→ Work to be completed
Copy each line exactly. Drop every picture.

Data records:
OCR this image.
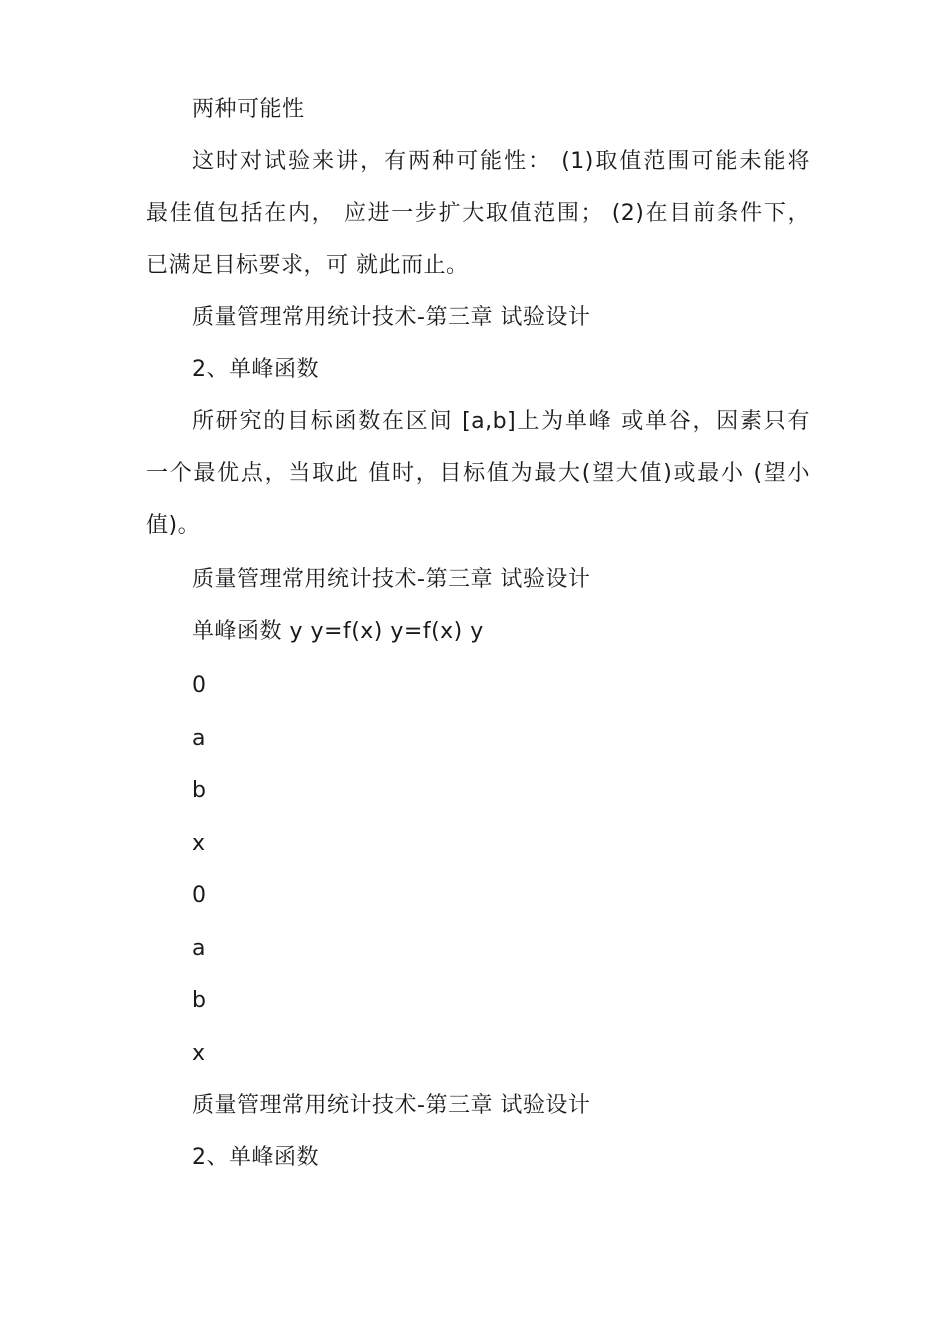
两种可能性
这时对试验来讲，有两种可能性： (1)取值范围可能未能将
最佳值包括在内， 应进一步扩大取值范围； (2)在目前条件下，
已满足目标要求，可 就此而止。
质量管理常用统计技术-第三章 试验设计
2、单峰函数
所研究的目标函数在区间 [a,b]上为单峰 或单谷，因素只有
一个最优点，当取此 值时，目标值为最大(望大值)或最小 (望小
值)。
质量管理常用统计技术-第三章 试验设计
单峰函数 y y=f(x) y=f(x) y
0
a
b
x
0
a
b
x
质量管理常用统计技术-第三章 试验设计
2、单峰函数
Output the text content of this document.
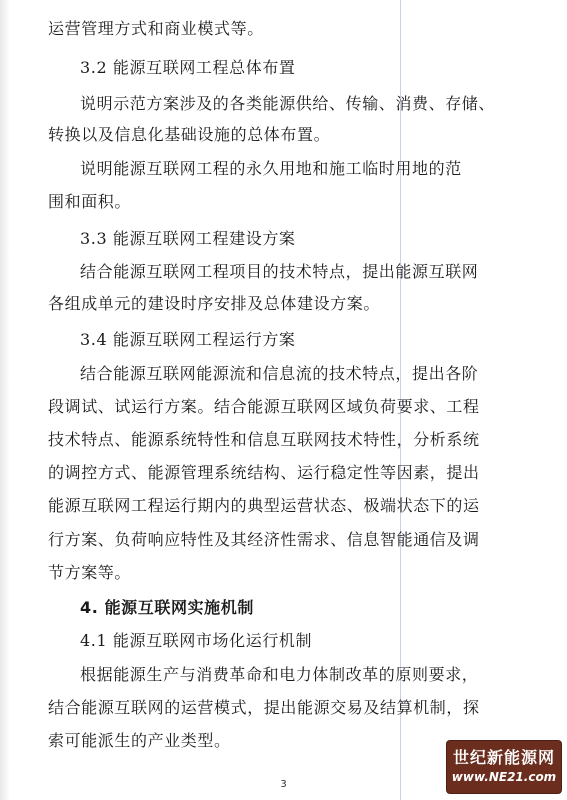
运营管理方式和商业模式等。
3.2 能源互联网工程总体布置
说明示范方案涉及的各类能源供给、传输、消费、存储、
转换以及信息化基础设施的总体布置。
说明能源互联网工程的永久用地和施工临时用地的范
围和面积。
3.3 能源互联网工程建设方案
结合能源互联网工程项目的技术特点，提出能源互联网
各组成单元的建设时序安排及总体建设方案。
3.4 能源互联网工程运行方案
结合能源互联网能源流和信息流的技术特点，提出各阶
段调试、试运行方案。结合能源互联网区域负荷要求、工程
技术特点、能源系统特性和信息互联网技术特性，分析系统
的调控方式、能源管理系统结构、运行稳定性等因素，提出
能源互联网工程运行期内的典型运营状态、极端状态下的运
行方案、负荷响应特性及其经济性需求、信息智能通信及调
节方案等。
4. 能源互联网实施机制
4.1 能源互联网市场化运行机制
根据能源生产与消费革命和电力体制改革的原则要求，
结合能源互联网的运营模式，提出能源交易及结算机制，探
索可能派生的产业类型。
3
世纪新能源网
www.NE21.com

→ Solution to the exercise
OCR this image.
两种可能性
这时对试验来讲，有两种可能性： (1)取值范围可能未能将
最佳值包括在内， 应进一步扩大取值范围； (2)在目前条件下，
已满足目标要求，可 就此而止。
质量管理常用统计技术-第三章 试验设计
2、单峰函数
所研究的目标函数在区间 [a,b]上为单峰 或单谷，因素只有
一个最优点，当取此 值时，目标值为最大(望大值)或最小 (望小
值)。
质量管理常用统计技术-第三章 试验设计
单峰函数 y y=f(x) y=f(x) y
0
a
b
x
0
a
b
x
质量管理常用统计技术-第三章 试验设计
2、单峰函数
Output the text content of this document.
运营管理方式和商业模式等。
3.2 能源互联网工程总体布置
说明示范方案涉及的各类能源供给、传输、消费、存储、
转换以及信息化基础设施的总体布置。
说明能源互联网工程的永久用地和施工临时用地的范
围和面积。
3.3 能源互联网工程建设方案
结合能源互联网工程项目的技术特点，提出能源互联网
各组成单元的建设时序安排及总体建设方案。
3.4 能源互联网工程运行方案
结合能源互联网能源流和信息流的技术特点，提出各阶
段调试、试运行方案。结合能源互联网区域负荷要求、工程
技术特点、能源系统特性和信息互联网技术特性，分析系统
的调控方式、能源管理系统结构、运行稳定性等因素，提出
能源互联网工程运行期内的典型运营状态、极端状态下的运
行方案、负荷响应特性及其经济性需求、信息智能通信及调
节方案等。
4. 能源互联网实施机制
4.1 能源互联网市场化运行机制
根据能源生产与消费革命和电力体制改革的原则要求，
结合能源互联网的运营模式，提出能源交易及结算机制，探
索可能派生的产业类型。
3
世纪新能源网
www.NE21.com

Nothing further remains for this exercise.